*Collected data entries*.
====
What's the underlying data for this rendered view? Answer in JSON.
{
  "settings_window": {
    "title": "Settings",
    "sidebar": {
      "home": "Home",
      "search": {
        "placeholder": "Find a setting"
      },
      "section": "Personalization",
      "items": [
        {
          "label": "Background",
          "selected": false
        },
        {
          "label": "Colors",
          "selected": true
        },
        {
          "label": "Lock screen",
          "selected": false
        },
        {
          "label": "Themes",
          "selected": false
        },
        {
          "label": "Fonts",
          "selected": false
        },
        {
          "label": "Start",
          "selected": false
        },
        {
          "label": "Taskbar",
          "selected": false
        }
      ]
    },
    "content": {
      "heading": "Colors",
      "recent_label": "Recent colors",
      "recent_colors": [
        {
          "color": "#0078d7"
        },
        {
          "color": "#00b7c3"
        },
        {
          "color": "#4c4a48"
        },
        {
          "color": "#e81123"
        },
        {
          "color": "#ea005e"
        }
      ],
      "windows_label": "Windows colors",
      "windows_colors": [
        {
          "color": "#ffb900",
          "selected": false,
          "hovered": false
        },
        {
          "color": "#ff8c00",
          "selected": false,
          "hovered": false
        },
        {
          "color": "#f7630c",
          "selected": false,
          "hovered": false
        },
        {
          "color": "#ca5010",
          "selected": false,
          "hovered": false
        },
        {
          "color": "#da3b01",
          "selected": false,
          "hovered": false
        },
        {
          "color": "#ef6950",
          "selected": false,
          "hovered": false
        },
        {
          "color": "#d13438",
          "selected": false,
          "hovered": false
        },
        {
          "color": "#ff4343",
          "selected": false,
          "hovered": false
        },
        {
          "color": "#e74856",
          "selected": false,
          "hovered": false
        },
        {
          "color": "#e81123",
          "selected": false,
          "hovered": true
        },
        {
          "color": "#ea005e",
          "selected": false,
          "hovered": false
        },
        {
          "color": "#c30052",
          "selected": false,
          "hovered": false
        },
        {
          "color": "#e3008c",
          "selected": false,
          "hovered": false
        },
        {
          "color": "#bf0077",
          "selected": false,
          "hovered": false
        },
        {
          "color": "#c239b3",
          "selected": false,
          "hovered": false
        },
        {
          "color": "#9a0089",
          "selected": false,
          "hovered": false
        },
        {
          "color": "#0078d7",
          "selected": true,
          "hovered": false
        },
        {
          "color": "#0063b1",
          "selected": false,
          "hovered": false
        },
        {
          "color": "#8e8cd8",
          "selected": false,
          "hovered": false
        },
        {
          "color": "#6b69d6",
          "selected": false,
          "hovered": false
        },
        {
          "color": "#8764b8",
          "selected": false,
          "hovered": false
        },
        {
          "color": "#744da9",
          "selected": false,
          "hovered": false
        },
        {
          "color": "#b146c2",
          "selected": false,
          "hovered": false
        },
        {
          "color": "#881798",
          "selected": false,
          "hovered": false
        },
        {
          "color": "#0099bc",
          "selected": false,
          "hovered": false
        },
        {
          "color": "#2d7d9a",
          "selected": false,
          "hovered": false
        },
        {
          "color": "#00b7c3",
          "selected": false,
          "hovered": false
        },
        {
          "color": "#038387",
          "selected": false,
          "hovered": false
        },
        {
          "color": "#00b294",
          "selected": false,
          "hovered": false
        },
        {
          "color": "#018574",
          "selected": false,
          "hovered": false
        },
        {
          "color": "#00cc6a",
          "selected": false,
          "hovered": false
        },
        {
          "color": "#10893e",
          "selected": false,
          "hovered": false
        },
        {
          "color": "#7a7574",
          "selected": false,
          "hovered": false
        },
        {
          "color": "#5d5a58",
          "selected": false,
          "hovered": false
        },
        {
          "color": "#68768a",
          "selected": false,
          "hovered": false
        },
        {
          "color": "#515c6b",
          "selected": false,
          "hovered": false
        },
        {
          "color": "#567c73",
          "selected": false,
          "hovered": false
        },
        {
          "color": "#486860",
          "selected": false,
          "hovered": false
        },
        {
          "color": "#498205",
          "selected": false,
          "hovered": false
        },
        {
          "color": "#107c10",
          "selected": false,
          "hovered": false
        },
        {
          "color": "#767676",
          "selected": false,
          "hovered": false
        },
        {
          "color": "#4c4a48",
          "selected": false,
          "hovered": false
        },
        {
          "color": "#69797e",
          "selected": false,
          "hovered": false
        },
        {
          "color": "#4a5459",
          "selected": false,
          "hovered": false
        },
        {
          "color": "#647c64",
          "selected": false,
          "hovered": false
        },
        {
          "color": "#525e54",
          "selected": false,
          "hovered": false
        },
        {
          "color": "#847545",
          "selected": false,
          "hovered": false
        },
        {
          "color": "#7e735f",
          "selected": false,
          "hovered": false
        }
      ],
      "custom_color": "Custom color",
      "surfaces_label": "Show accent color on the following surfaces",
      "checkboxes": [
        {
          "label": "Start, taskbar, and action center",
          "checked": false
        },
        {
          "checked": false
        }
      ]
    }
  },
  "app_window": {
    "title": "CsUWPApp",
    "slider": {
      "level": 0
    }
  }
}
====
*Written problem*.
All of the data needs to be printed once more, exactly.

*Task solution*.
What's the underlying data for this rendered view? Answer in JSON.
{
  "settings_window": {
    "title": "Settings",
    "sidebar": {
      "home": "Home",
      "search": {
        "placeholder": "Find a setting"
      },
      "section": "Personalization",
      "items": [
        {
          "label": "Background",
          "selected": false
        },
        {
          "label": "Colors",
          "selected": true
        },
        {
          "label": "Lock screen",
          "selected": false
        },
        {
          "label": "Themes",
          "selected": false
        },
        {
          "label": "Fonts",
          "selected": false
        },
        {
          "label": "Start",
          "selected": false
        },
        {
          "label": "Taskbar",
          "selected": false
        }
      ]
    },
    "content": {
      "heading": "Colors",
      "recent_label": "Recent colors",
      "recent_colors": [
        {
          "color": "#0078d7"
        },
        {
          "color": "#00b7c3"
        },
        {
          "color": "#4c4a48"
        },
        {
          "color": "#e81123"
        },
        {
          "color": "#ea005e"
        }
      ],
      "windows_label": "Windows colors",
      "windows_colors": [
        {
          "color": "#ffb900",
          "selected": false,
          "hovered": false
        },
        {
          "color": "#ff8c00",
          "selected": false,
          "hovered": false
        },
        {
          "color": "#f7630c",
          "selected": false,
          "hovered": false
        },
        {
          "color": "#ca5010",
          "selected": false,
          "hovered": false
        },
        {
          "color": "#da3b01",
          "selected": false,
          "hovered": false
        },
        {
          "color": "#ef6950",
          "selected": false,
          "hovered": false
        },
        {
          "color": "#d13438",
          "selected": false,
          "hovered": false
        },
        {
          "color": "#ff4343",
          "selected": false,
          "hovered": false
        },
        {
          "color": "#e74856",
          "selected": false,
          "hovered": false
        },
        {
          "color": "#e81123",
          "selected": false,
          "hovered": true
        },
        {
          "color": "#ea005e",
          "selected": false,
          "hovered": false
        },
        {
          "color": "#c30052",
          "selected": false,
          "hovered": false
        },
        {
          "color": "#e3008c",
          "selected": false,
          "hovered": false
        },
        {
          "color": "#bf0077",
          "selected": false,
          "hovered": false
        },
        {
          "color": "#c239b3",
          "selected": false,
          "hovered": false
        },
        {
          "color": "#9a0089",
          "selected": false,
          "hovered": false
        },
        {
          "color": "#0078d7",
          "selected": true,
          "hovered": false
        },
        {
          "color": "#0063b1",
          "selected": false,
          "hovered": false
        },
        {
          "color": "#8e8cd8",
          "selected": false,
          "hovered": false
        },
        {
          "color": "#6b69d6",
          "selected": false,
          "hovered": false
        },
        {
          "color": "#8764b8",
          "selected": false,
          "hovered": false
        },
        {
          "color": "#744da9",
          "selected": false,
          "hovered": false
        },
        {
          "color": "#b146c2",
          "selected": false,
          "hovered": false
        },
        {
          "color": "#881798",
          "selected": false,
          "hovered": false
        },
        {
          "color": "#0099bc",
          "selected": false,
          "hovered": false
        },
        {
          "color": "#2d7d9a",
          "selected": false,
          "hovered": false
        },
        {
          "color": "#00b7c3",
          "selected": false,
          "hovered": false
        },
        {
          "color": "#038387",
          "selected": false,
          "hovered": false
        },
        {
          "color": "#00b294",
          "selected": false,
          "hovered": false
        },
        {
          "color": "#018574",
          "selected": false,
          "hovered": false
        },
        {
          "color": "#00cc6a",
          "selected": false,
          "hovered": false
        },
        {
          "color": "#10893e",
          "selected": false,
          "hovered": false
        },
        {
          "color": "#7a7574",
          "selected": false,
          "hovered": false
        },
        {
          "color": "#5d5a58",
          "selected": false,
          "hovered": false
        },
        {
          "color": "#68768a",
          "selected": false,
          "hovered": false
        },
        {
          "color": "#515c6b",
          "selected": false,
          "hovered": false
        },
        {
          "color": "#567c73",
          "selected": false,
          "hovered": false
        },
        {
          "color": "#486860",
          "selected": false,
          "hovered": false
        },
        {
          "color": "#498205",
          "selected": false,
          "hovered": false
        },
        {
          "color": "#107c10",
          "selected": false,
          "hovered": false
        },
        {
          "color": "#767676",
          "selected": false,
          "hovered": false
        },
        {
          "color": "#4c4a48",
          "selected": false,
          "hovered": false
        },
        {
          "color": "#69797e",
          "selected": false,
          "hovered": false
        },
        {
          "color": "#4a5459",
          "selected": false,
          "hovered": false
        },
        {
          "color": "#647c64",
          "selected": false,
          "hovered": false
        },
        {
          "color": "#525e54",
          "selected": false,
          "hovered": false
        },
        {
          "color": "#847545",
          "selected": false,
          "hovered": false
        },
        {
          "color": "#7e735f",
          "selected": false,
          "hovered": false
        }
      ],
      "custom_color": "Custom color",
      "surfaces_label": "Show accent color on the following surfaces",
      "checkboxes": [
        {
          "label": "Start, taskbar, and action center",
          "checked": false
        },
        {
          "checked": false
        }
      ]
    }
  },
  "app_window": {
    "title": "CsUWPApp",
    "slider": {
      "level": 0
    }
  }
}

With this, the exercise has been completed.